> [Written task] Print all the data, keeping every line exactly as it is.

> [Stored data]
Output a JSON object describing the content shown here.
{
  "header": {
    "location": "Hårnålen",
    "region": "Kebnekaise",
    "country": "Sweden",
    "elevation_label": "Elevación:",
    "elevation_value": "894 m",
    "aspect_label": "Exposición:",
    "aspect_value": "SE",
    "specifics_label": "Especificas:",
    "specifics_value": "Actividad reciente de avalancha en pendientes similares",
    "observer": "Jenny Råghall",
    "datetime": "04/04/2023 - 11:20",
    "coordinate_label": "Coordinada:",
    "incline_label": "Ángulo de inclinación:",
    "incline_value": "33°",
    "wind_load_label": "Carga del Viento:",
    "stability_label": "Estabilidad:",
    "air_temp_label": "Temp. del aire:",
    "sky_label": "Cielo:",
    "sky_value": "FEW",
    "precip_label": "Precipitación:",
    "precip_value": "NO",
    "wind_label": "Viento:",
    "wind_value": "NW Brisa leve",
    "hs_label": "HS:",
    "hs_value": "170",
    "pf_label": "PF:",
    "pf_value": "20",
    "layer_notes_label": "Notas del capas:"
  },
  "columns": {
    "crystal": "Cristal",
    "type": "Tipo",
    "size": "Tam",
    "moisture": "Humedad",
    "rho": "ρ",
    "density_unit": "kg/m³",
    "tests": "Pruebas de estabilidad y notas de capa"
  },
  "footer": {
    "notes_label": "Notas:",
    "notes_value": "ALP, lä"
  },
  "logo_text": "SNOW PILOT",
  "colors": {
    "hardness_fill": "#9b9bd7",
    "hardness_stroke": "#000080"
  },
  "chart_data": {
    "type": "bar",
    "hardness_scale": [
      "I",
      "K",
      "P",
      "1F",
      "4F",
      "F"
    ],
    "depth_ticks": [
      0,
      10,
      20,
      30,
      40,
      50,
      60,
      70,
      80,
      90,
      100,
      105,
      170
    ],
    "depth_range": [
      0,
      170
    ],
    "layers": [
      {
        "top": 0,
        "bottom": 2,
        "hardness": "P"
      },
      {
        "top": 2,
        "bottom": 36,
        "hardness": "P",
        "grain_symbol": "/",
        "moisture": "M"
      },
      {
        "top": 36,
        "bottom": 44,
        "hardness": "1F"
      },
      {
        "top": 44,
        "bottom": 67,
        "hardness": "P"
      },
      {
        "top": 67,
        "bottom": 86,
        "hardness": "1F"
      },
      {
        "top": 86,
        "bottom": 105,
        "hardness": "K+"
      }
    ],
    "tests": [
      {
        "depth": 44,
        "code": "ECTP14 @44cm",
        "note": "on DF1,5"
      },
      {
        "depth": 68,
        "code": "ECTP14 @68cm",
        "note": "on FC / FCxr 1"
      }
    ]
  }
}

> [Task output]
Output a JSON object describing the content shown here.
{
  "header": {
    "location": "Hårnålen",
    "region": "Kebnekaise",
    "country": "Sweden",
    "elevation_label": "Elevación:",
    "elevation_value": "894 m",
    "aspect_label": "Exposición:",
    "aspect_value": "SE",
    "specifics_label": "Especificas:",
    "specifics_value": "Actividad reciente de avalancha en pendientes similares",
    "observer": "Jenny Råghall",
    "datetime": "04/04/2023 - 11:20",
    "coordinate_label": "Coordinada:",
    "incline_label": "Ángulo de inclinación:",
    "incline_value": "33°",
    "wind_load_label": "Carga del Viento:",
    "stability_label": "Estabilidad:",
    "air_temp_label": "Temp. del aire:",
    "sky_label": "Cielo:",
    "sky_value": "FEW",
    "precip_label": "Precipitación:",
    "precip_value": "NO",
    "wind_label": "Viento:",
    "wind_value": "NW Brisa leve",
    "hs_label": "HS:",
    "hs_value": "170",
    "pf_label": "PF:",
    "pf_value": "20",
    "layer_notes_label": "Notas del capas:"
  },
  "columns": {
    "crystal": "Cristal",
    "type": "Tipo",
    "size": "Tam",
    "moisture": "Humedad",
    "rho": "ρ",
    "density_unit": "kg/m³",
    "tests": "Pruebas de estabilidad y notas de capa"
  },
  "footer": {
    "notes_label": "Notas:",
    "notes_value": "ALP, lä"
  },
  "logo_text": "SNOW PILOT",
  "colors": {
    "hardness_fill": "#9b9bd7",
    "hardness_stroke": "#000080"
  },
  "chart_data": {
    "type": "bar",
    "hardness_scale": [
      "I",
      "K",
      "P",
      "1F",
      "4F",
      "F"
    ],
    "depth_ticks": [
      0,
      10,
      20,
      30,
      40,
      50,
      60,
      70,
      80,
      90,
      100,
      105,
      170
    ],
    "depth_range": [
      0,
      170
    ],
    "layers": [
      {
        "top": 0,
        "bottom": 2,
        "hardness": "P"
      },
      {
        "top": 2,
        "bottom": 36,
        "hardness": "P",
        "grain_symbol": "/",
        "moisture": "M"
      },
      {
        "top": 36,
        "bottom": 44,
        "hardness": "1F"
      },
      {
        "top": 44,
        "bottom": 67,
        "hardness": "P"
      },
      {
        "top": 67,
        "bottom": 86,
        "hardness": "1F"
      },
      {
        "top": 86,
        "bottom": 105,
        "hardness": "K+"
      }
    ],
    "tests": [
      {
        "depth": 44,
        "code": "ECTP14 @44cm",
        "note": "on DF1,5"
      },
      {
        "depth": 68,
        "code": "ECTP14 @68cm",
        "note": "on FC / FCxr 1"
      }
    ]
  }
}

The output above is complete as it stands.